▸ **PROBLEM REQUIREMENTS**
Every record below should be printed exactly as it appears.

-- Start of TASK DATA --

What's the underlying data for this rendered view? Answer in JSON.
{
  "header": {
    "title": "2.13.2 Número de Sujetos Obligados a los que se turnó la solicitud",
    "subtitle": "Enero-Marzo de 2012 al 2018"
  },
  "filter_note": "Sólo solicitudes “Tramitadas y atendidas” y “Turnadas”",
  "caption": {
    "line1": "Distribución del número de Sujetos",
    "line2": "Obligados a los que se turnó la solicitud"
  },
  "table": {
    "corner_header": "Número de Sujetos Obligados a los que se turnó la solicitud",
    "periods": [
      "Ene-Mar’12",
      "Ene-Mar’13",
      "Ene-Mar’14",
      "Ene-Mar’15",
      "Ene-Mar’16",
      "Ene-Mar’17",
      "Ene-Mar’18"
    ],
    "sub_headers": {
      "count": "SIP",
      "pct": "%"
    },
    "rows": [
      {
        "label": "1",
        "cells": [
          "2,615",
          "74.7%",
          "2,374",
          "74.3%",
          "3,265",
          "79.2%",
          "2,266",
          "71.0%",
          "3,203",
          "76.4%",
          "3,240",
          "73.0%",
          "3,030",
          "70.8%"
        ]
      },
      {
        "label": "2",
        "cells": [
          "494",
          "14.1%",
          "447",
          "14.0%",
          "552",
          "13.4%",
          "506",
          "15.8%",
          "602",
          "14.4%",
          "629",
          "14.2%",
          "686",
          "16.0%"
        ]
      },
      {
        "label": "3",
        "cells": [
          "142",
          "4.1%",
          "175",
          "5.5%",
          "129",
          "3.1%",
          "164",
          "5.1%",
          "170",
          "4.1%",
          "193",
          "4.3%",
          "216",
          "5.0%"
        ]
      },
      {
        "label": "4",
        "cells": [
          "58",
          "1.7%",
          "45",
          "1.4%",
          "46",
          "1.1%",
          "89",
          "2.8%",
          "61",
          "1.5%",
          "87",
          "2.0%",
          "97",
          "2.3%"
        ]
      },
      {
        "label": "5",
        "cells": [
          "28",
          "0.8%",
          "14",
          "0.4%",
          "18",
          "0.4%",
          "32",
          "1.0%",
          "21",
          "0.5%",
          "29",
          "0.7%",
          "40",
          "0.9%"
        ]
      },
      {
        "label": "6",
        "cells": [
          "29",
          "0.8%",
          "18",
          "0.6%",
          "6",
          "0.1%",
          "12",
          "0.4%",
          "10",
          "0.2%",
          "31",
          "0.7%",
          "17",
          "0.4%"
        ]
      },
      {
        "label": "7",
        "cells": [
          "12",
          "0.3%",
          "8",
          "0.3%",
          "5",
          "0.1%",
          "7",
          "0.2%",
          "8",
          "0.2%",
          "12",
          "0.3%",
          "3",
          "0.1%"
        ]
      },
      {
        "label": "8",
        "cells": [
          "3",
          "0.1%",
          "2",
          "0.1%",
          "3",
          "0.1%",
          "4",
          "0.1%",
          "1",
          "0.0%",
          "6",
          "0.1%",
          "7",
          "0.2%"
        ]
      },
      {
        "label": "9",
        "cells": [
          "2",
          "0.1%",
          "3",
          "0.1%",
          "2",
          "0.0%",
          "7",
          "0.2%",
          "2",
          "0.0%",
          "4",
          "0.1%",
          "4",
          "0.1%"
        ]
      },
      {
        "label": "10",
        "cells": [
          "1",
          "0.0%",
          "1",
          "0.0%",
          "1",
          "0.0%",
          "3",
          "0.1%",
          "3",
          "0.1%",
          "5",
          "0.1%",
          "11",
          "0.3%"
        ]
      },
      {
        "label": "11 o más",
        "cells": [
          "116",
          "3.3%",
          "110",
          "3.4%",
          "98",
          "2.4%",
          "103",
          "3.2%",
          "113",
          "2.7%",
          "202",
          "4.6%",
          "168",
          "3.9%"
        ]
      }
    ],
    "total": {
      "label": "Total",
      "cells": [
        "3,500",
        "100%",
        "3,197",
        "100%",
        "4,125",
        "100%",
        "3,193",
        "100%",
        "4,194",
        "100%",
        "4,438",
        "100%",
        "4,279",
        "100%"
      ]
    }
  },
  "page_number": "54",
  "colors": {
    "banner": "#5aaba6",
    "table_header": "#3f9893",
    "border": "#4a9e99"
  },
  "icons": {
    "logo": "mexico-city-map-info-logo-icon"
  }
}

-- End of TASK DATA --

▸ **FINAL RESULT**
What's the underlying data for this rendered view? Answer in JSON.
{
  "header": {
    "title": "2.13.2 Número de Sujetos Obligados a los que se turnó la solicitud",
    "subtitle": "Enero-Marzo de 2012 al 2018"
  },
  "filter_note": "Sólo solicitudes “Tramitadas y atendidas” y “Turnadas”",
  "caption": {
    "line1": "Distribución del número de Sujetos",
    "line2": "Obligados a los que se turnó la solicitud"
  },
  "table": {
    "corner_header": "Número de Sujetos Obligados a los que se turnó la solicitud",
    "periods": [
      "Ene-Mar’12",
      "Ene-Mar’13",
      "Ene-Mar’14",
      "Ene-Mar’15",
      "Ene-Mar’16",
      "Ene-Mar’17",
      "Ene-Mar’18"
    ],
    "sub_headers": {
      "count": "SIP",
      "pct": "%"
    },
    "rows": [
      {
        "label": "1",
        "cells": [
          "2,615",
          "74.7%",
          "2,374",
          "74.3%",
          "3,265",
          "79.2%",
          "2,266",
          "71.0%",
          "3,203",
          "76.4%",
          "3,240",
          "73.0%",
          "3,030",
          "70.8%"
        ]
      },
      {
        "label": "2",
        "cells": [
          "494",
          "14.1%",
          "447",
          "14.0%",
          "552",
          "13.4%",
          "506",
          "15.8%",
          "602",
          "14.4%",
          "629",
          "14.2%",
          "686",
          "16.0%"
        ]
      },
      {
        "label": "3",
        "cells": [
          "142",
          "4.1%",
          "175",
          "5.5%",
          "129",
          "3.1%",
          "164",
          "5.1%",
          "170",
          "4.1%",
          "193",
          "4.3%",
          "216",
          "5.0%"
        ]
      },
      {
        "label": "4",
        "cells": [
          "58",
          "1.7%",
          "45",
          "1.4%",
          "46",
          "1.1%",
          "89",
          "2.8%",
          "61",
          "1.5%",
          "87",
          "2.0%",
          "97",
          "2.3%"
        ]
      },
      {
        "label": "5",
        "cells": [
          "28",
          "0.8%",
          "14",
          "0.4%",
          "18",
          "0.4%",
          "32",
          "1.0%",
          "21",
          "0.5%",
          "29",
          "0.7%",
          "40",
          "0.9%"
        ]
      },
      {
        "label": "6",
        "cells": [
          "29",
          "0.8%",
          "18",
          "0.6%",
          "6",
          "0.1%",
          "12",
          "0.4%",
          "10",
          "0.2%",
          "31",
          "0.7%",
          "17",
          "0.4%"
        ]
      },
      {
        "label": "7",
        "cells": [
          "12",
          "0.3%",
          "8",
          "0.3%",
          "5",
          "0.1%",
          "7",
          "0.2%",
          "8",
          "0.2%",
          "12",
          "0.3%",
          "3",
          "0.1%"
        ]
      },
      {
        "label": "8",
        "cells": [
          "3",
          "0.1%",
          "2",
          "0.1%",
          "3",
          "0.1%",
          "4",
          "0.1%",
          "1",
          "0.0%",
          "6",
          "0.1%",
          "7",
          "0.2%"
        ]
      },
      {
        "label": "9",
        "cells": [
          "2",
          "0.1%",
          "3",
          "0.1%",
          "2",
          "0.0%",
          "7",
          "0.2%",
          "2",
          "0.0%",
          "4",
          "0.1%",
          "4",
          "0.1%"
        ]
      },
      {
        "label": "10",
        "cells": [
          "1",
          "0.0%",
          "1",
          "0.0%",
          "1",
          "0.0%",
          "3",
          "0.1%",
          "3",
          "0.1%",
          "5",
          "0.1%",
          "11",
          "0.3%"
        ]
      },
      {
        "label": "11 o más",
        "cells": [
          "116",
          "3.3%",
          "110",
          "3.4%",
          "98",
          "2.4%",
          "103",
          "3.2%",
          "113",
          "2.7%",
          "202",
          "4.6%",
          "168",
          "3.9%"
        ]
      }
    ],
    "total": {
      "label": "Total",
      "cells": [
        "3,500",
        "100%",
        "3,197",
        "100%",
        "4,125",
        "100%",
        "3,193",
        "100%",
        "4,194",
        "100%",
        "4,438",
        "100%",
        "4,279",
        "100%"
      ]
    }
  },
  "page_number": "54",
  "colors": {
    "banner": "#5aaba6",
    "table_header": "#3f9893",
    "border": "#4a9e99"
  },
  "icons": {
    "logo": "mexico-city-map-info-logo-icon"
  }
}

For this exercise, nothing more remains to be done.